▶ _WHAT THE TASK REQUIRES_: In the data below, find every line with the string "Afgelopen" and pull it out.

▶ _INPUT DATA_:
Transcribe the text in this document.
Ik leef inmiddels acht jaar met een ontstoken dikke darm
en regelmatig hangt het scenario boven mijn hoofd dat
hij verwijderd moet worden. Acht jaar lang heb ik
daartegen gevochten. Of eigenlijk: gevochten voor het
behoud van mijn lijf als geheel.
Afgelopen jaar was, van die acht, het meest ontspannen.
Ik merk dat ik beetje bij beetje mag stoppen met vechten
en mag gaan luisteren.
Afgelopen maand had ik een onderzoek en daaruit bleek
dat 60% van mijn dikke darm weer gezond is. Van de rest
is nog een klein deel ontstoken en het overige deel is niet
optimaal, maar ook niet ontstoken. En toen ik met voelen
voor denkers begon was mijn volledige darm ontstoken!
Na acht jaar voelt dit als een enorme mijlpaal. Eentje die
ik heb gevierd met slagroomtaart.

▶ _SOLUTION TO THE PROBLEM_:
Afgelopen jaar was, van die acht, het meest ontspannen.
Afgelopen maand had ik een onderzoek en daaruit bleek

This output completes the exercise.